(Exercise prompt): Where a line below holds the string "HairyAssburgers", copy that line.

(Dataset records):
★ ★ ★ ★ ★
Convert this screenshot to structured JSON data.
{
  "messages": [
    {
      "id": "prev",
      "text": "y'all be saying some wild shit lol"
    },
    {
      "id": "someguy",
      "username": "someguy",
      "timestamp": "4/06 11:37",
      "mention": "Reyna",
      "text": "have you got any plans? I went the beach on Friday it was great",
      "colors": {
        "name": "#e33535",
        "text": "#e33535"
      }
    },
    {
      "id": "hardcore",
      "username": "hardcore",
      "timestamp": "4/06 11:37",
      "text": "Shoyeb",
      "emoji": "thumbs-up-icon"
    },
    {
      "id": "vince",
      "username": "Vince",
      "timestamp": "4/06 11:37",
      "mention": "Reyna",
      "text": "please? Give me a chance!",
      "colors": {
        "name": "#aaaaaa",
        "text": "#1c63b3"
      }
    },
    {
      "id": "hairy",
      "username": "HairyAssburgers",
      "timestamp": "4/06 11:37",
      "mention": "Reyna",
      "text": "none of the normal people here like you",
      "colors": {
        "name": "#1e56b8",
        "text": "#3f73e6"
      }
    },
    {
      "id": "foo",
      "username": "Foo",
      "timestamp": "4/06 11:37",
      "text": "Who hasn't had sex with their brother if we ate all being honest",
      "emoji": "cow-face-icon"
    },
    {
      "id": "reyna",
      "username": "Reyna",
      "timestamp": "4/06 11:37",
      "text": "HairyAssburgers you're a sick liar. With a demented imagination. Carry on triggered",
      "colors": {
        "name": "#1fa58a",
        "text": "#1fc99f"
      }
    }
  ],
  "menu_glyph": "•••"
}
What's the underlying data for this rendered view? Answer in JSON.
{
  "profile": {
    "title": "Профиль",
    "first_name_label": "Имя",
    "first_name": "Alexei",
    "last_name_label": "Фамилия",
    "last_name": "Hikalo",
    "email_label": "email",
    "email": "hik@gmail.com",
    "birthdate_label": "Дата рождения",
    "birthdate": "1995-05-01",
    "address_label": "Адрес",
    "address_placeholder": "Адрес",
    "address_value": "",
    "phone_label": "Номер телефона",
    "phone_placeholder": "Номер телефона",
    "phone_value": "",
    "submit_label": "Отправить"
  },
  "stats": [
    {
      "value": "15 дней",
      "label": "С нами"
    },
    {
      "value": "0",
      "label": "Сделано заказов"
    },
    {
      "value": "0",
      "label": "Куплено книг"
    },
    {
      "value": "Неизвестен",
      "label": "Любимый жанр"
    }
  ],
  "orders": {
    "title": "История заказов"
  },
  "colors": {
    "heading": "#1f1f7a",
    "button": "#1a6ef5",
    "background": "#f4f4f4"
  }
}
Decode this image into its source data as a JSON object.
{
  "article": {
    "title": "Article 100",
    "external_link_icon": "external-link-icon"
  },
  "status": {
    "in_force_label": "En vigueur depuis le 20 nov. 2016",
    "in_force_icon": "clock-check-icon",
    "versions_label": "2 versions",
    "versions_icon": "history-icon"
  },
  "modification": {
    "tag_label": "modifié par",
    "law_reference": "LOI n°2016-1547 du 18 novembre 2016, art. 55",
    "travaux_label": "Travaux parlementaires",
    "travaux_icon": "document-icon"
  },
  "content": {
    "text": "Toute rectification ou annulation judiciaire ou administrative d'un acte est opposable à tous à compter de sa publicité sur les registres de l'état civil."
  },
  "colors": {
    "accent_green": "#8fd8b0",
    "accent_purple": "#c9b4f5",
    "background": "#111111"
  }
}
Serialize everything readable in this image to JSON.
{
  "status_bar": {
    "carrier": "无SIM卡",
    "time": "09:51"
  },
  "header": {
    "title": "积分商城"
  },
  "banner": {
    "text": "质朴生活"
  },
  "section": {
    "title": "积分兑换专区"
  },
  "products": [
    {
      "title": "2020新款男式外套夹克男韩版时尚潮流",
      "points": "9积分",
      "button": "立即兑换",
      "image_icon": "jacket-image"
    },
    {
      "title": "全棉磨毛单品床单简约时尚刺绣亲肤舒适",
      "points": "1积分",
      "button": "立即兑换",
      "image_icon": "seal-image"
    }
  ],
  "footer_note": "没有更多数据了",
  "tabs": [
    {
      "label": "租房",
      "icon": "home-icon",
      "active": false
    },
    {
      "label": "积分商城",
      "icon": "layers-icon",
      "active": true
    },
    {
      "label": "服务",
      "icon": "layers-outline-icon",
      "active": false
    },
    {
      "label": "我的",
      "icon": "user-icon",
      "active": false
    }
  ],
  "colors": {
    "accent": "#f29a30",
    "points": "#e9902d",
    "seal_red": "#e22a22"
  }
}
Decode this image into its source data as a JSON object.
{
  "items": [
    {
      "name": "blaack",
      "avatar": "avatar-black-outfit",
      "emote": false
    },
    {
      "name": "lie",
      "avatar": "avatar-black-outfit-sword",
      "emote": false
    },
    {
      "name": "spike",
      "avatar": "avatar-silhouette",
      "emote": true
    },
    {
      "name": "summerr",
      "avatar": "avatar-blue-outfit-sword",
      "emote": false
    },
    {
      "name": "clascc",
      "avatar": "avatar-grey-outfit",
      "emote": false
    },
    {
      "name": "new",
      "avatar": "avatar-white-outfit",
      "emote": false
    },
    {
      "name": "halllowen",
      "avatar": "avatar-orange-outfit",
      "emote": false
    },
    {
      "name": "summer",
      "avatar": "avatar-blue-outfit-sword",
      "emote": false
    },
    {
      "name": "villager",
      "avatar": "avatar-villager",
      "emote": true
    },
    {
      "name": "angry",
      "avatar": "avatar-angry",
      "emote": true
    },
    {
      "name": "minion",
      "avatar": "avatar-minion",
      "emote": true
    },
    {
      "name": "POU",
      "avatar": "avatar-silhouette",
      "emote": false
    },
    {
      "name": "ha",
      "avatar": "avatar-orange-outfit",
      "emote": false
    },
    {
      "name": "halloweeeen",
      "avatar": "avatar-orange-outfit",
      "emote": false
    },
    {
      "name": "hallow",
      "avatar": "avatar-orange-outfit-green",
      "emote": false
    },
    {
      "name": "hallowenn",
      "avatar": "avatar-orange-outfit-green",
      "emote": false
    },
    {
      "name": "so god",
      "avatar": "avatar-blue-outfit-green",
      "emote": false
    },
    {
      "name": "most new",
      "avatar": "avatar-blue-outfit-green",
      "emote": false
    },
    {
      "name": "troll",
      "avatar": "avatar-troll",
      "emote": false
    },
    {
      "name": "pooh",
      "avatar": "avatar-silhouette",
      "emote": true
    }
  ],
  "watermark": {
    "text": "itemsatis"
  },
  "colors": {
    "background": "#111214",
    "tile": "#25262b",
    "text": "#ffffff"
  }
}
★ ★ ★ ★ ★
(Reply to the exercise):
      "username": "HairyAssburgers",
      "text": "HairyAssburgers you're a sick liar. With a demented imagination. Carry on triggered",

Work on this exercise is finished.